(STATED TASK) Go through the listing and set it down exactly, leaving out its pictures.

(DATA RECORDS)
________________________________________

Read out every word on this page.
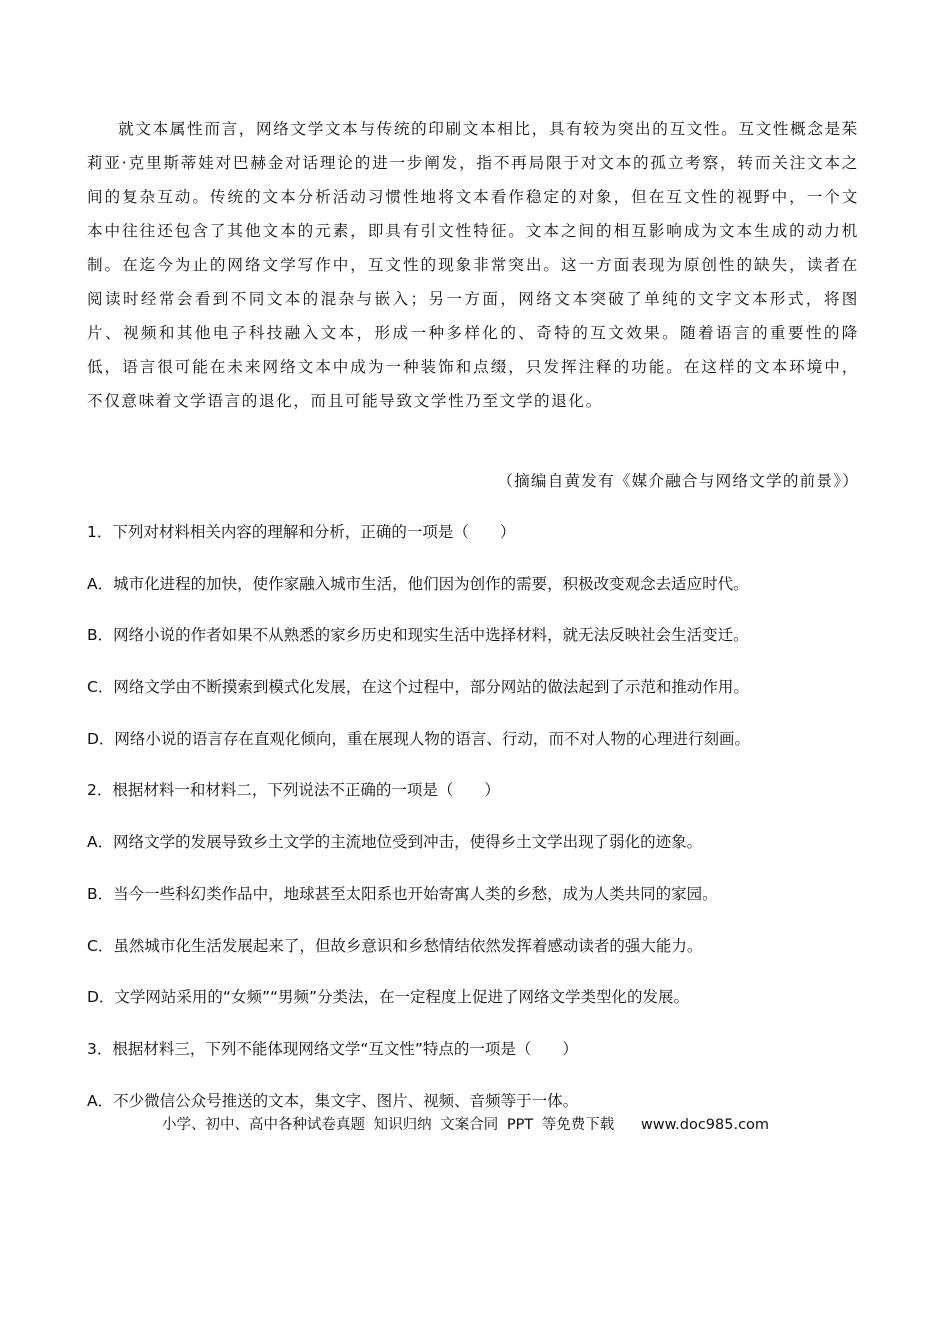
就文本属性而言，网络文学文本与传统的印刷文本相比，具有较为突出的互文性。互文性概念是茱莉亚·克里斯蒂娃对巴赫金对话理论的进一步阐发，指不再局限于对文本的孤立考察，转而关注文本之间的复杂互动。传统的文本分析活动习惯性地将文本看作稳定的对象，但在互文性的视野中，一个文本中往往还包含了其他文本的元素，即具有引文性特征。文本之间的相互影响成为文本生成的动力机制。在迄今为止的网络文学写作中，互文性的现象非常突出。这一方面表现为原创性的缺失，读者在阅读时经常会看到不同文本的混杂与嵌入；另一方面，网络文本突破了单纯的文字文本形式，将图片、视频和其他电子科技融入文本，形成一种多样化的、奇特的互文效果。随着语言的重要性的降低，语言很可能在未来网络文本中成为一种装饰和点缀，只发挥注释的功能。在这样的文本环境中，不仅意味着文学语言的退化，而且可能导致文学性乃至文学的退化。

（摘编自黄发有《媒介融合与网络文学的前景》）

1．下列对材料相关内容的理解和分析，正确的一项是（　　）

A．城市化进程的加快，使作家融入城市生活，他们因为创作的需要，积极改变观念去适应时代。

B．网络小说的作者如果不从熟悉的家乡历史和现实生活中选择材料，就无法反映社会生活变迁。

C．网络文学由不断摸索到模式化发展，在这个过程中，部分网站的做法起到了示范和推动作用。

D．网络小说的语言存在直观化倾向，重在展现人物的语言、行动，而不对人物的心理进行刻画。

2．根据材料一和材料二，下列说法不正确的一项是（　　）

A．网络文学的发展导致乡土文学的主流地位受到冲击，使得乡土文学出现了弱化的迹象。

B．当今一些科幻类作品中，地球甚至太阳系也开始寄寓人类的乡愁，成为人类共同的家园。

C．虽然城市化生活发展起来了，但故乡意识和乡愁情结依然发挥着感动读者的强大能力。

D．文学网站采用的“女频”“男频”分类法，在一定程度上促进了网络文学类型化的发展。

3．根据材料三，下列不能体现网络文学“互文性”特点的一项是（　　）

A．不少微信公众号推送的文本，集文字、图片、视频、音频等于一体。

小学、初中、高中各种试卷真题 知识归纳 文案合同 PPT 等免费下载 www.doc985.com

________________________________________

(ANSWER)
Read out every word on this page.
就文本属性而言，网络文学文本与传统的印刷文本相比，具有较为突出的互文性。互文性概念是茱莉亚·克里斯蒂娃对巴赫金对话理论的进一步阐发，指不再局限于对文本的孤立考察，转而关注文本之间的复杂互动。传统的文本分析活动习惯性地将文本看作稳定的对象，但在互文性的视野中，一个文本中往往还包含了其他文本的元素，即具有引文性特征。文本之间的相互影响成为文本生成的动力机制。在迄今为止的网络文学写作中，互文性的现象非常突出。这一方面表现为原创性的缺失，读者在阅读时经常会看到不同文本的混杂与嵌入；另一方面，网络文本突破了单纯的文字文本形式，将图片、视频和其他电子科技融入文本，形成一种多样化的、奇特的互文效果。随着语言的重要性的降低，语言很可能在未来网络文本中成为一种装饰和点缀，只发挥注释的功能。在这样的文本环境中，不仅意味着文学语言的退化，而且可能导致文学性乃至文学的退化。

（摘编自黄发有《媒介融合与网络文学的前景》）

1．下列对材料相关内容的理解和分析，正确的一项是（　　）

A．城市化进程的加快，使作家融入城市生活，他们因为创作的需要，积极改变观念去适应时代。

B．网络小说的作者如果不从熟悉的家乡历史和现实生活中选择材料，就无法反映社会生活变迁。

C．网络文学由不断摸索到模式化发展，在这个过程中，部分网站的做法起到了示范和推动作用。

D．网络小说的语言存在直观化倾向，重在展现人物的语言、行动，而不对人物的心理进行刻画。

2．根据材料一和材料二，下列说法不正确的一项是（　　）

A．网络文学的发展导致乡土文学的主流地位受到冲击，使得乡土文学出现了弱化的迹象。

B．当今一些科幻类作品中，地球甚至太阳系也开始寄寓人类的乡愁，成为人类共同的家园。

C．虽然城市化生活发展起来了，但故乡意识和乡愁情结依然发挥着感动读者的强大能力。

D．文学网站采用的“女频”“男频”分类法，在一定程度上促进了网络文学类型化的发展。

3．根据材料三，下列不能体现网络文学“互文性”特点的一项是（　　）

A．不少微信公众号推送的文本，集文字、图片、视频、音频等于一体。

小学、初中、高中各种试卷真题 知识归纳 文案合同 PPT 等免费下载 www.doc985.com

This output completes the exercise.